═════ SOURCE DATA

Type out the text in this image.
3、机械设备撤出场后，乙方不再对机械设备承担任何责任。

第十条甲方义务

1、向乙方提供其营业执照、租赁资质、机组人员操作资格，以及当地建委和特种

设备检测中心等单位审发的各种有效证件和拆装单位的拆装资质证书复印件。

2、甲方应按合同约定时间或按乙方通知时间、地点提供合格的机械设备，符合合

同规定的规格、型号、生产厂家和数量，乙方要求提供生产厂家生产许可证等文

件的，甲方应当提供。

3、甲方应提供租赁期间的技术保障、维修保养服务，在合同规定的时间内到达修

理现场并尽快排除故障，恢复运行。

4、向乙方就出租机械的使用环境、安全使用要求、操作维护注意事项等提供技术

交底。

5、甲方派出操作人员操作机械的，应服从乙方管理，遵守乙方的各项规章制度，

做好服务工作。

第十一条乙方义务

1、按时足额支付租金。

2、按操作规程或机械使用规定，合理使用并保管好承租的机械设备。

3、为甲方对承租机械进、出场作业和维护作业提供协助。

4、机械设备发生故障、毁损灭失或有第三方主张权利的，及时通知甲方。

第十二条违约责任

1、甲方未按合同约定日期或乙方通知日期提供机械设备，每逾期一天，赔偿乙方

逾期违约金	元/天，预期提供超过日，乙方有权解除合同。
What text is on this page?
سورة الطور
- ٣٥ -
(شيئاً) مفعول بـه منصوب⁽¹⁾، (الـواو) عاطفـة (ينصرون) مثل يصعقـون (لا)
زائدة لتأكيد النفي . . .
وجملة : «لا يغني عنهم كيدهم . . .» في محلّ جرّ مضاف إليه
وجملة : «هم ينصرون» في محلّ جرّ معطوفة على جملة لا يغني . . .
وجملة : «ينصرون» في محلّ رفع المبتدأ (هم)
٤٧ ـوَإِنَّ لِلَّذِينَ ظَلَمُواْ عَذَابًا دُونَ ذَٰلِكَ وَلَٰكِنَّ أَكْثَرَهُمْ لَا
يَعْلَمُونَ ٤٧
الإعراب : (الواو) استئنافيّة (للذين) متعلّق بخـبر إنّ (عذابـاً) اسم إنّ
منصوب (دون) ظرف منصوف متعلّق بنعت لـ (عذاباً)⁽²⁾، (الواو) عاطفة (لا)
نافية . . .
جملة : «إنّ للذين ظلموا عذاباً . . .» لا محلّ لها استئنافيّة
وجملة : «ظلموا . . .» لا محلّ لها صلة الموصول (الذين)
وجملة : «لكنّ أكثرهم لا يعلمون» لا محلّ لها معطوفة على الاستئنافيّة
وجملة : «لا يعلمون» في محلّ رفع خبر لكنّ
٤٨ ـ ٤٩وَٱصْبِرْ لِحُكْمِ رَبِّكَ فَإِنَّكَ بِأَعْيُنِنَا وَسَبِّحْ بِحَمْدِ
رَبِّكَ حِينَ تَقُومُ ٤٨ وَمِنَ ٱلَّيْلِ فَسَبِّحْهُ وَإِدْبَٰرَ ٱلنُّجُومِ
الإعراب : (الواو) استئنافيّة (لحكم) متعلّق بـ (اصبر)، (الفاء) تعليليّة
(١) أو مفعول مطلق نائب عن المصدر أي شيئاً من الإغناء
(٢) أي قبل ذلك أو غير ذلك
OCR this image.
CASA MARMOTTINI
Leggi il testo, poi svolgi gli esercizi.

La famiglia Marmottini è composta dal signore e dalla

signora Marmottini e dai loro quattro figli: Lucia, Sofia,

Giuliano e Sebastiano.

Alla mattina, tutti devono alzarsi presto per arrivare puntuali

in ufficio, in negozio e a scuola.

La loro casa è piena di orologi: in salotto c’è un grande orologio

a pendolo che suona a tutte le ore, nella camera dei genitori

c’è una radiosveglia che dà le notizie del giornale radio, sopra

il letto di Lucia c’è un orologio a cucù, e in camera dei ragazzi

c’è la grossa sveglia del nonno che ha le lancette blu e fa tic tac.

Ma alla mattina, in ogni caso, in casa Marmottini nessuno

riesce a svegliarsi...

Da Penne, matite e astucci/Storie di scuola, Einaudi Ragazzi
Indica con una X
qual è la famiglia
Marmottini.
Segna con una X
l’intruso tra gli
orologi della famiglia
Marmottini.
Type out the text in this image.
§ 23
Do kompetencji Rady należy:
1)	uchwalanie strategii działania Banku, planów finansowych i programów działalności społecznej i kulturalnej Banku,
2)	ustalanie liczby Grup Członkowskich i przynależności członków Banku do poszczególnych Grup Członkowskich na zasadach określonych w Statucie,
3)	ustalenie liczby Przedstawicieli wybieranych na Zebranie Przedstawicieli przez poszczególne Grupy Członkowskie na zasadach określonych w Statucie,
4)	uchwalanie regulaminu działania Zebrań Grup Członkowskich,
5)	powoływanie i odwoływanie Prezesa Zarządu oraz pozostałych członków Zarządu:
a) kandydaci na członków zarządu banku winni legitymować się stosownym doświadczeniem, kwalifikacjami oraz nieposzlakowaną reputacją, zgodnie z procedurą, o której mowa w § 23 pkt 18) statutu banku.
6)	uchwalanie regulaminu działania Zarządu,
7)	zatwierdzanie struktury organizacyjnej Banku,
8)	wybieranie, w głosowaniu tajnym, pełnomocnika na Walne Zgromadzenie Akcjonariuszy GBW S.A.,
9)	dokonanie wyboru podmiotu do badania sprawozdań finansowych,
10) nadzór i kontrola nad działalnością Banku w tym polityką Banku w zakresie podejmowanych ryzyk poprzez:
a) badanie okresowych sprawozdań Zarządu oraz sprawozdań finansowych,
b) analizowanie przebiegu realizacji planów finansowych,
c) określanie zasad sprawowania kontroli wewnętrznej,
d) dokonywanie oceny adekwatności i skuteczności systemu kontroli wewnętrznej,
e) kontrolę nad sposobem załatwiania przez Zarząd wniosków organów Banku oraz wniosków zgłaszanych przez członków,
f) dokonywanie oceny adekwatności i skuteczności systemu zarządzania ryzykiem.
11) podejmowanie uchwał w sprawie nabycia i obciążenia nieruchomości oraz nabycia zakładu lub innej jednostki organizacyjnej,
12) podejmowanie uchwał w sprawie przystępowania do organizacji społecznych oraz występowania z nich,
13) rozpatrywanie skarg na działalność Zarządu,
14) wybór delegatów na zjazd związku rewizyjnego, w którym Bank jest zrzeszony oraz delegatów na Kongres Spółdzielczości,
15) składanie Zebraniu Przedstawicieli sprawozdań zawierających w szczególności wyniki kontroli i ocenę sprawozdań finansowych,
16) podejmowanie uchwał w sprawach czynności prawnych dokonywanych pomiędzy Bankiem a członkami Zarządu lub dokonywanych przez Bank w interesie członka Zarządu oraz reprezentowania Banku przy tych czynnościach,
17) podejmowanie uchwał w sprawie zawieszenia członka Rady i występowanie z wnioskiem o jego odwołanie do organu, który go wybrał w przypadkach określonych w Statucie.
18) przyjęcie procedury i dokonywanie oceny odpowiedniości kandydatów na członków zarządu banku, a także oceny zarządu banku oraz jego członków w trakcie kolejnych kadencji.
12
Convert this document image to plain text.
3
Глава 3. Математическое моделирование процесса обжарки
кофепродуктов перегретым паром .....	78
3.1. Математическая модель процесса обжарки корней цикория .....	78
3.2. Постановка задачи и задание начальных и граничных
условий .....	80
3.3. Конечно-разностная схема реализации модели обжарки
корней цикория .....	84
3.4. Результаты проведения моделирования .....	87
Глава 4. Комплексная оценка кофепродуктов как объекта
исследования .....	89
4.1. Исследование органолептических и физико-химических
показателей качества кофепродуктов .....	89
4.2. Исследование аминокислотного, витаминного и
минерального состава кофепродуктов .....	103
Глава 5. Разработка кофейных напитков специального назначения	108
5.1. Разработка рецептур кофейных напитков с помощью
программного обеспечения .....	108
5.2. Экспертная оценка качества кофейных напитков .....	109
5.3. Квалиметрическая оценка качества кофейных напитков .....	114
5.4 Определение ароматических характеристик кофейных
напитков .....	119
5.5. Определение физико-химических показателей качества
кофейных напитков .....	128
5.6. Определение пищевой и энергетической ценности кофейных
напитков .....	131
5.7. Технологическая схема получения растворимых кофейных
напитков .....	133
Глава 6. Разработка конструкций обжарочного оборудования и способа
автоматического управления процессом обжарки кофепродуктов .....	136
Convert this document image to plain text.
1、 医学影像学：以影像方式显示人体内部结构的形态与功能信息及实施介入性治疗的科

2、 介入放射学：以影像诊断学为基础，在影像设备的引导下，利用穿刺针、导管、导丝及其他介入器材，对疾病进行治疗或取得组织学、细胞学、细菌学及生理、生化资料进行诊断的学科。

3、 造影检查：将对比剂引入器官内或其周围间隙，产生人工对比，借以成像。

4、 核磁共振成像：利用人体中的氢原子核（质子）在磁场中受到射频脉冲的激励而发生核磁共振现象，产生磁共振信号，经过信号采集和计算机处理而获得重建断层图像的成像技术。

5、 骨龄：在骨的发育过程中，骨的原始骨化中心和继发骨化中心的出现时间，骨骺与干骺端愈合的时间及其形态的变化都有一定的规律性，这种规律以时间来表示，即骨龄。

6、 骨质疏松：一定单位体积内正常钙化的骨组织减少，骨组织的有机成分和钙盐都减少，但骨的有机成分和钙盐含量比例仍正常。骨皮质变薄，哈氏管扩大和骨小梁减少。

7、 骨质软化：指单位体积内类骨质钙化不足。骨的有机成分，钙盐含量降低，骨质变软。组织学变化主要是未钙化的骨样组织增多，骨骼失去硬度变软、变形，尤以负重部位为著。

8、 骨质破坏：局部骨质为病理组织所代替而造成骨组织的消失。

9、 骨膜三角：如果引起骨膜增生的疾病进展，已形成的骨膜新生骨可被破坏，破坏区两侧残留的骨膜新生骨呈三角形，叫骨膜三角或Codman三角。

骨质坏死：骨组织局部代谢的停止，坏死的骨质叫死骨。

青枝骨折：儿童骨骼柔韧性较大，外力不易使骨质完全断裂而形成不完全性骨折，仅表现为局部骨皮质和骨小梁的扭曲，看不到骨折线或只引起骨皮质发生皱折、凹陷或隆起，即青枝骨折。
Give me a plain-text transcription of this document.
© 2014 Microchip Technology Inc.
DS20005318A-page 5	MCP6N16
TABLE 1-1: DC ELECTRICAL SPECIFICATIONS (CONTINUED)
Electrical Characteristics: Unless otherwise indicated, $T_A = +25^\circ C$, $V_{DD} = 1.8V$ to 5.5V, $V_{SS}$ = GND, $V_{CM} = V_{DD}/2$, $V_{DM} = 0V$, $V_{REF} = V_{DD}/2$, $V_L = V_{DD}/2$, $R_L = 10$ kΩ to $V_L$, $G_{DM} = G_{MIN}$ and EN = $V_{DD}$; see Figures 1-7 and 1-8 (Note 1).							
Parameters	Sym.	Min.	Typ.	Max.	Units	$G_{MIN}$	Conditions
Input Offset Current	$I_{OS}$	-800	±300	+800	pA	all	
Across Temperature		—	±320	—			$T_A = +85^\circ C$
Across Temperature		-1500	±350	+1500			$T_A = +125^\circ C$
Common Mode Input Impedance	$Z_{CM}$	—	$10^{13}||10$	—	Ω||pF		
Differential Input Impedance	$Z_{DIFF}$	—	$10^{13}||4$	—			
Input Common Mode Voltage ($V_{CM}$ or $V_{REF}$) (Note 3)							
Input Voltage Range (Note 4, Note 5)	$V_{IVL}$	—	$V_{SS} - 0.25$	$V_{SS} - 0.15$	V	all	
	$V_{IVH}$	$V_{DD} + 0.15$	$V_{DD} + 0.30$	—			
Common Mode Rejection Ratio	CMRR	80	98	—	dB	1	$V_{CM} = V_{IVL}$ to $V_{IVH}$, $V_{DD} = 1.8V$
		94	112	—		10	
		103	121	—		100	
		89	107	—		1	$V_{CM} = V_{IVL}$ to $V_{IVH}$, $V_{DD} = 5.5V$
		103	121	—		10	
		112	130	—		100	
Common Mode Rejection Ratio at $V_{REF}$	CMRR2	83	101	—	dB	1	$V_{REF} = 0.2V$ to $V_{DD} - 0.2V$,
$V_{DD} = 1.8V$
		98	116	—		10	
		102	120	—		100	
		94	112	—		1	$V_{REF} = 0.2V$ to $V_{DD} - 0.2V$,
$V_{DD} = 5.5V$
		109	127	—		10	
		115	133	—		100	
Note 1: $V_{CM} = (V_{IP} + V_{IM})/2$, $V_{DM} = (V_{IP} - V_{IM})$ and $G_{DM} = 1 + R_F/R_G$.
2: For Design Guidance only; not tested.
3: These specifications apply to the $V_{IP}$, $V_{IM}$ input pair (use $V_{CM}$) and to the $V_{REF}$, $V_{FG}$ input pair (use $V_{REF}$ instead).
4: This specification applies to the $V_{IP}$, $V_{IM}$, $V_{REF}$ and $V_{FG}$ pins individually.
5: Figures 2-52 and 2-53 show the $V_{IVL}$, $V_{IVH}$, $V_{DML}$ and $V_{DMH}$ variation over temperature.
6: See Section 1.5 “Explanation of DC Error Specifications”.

══════════

## WHAT THE EXERCISE ASKS
Which lines in the listing above hold the word "organizacyjnej"? Show each of them.

## RESULT OF THE TASK
7)	zatwierdzanie struktury organizacyjnej Banku,
11) podejmowanie uchwał w sprawie nabycia i obciążenia nieruchomości oraz nabycia zakładu lub innej jednostki organizacyjnej,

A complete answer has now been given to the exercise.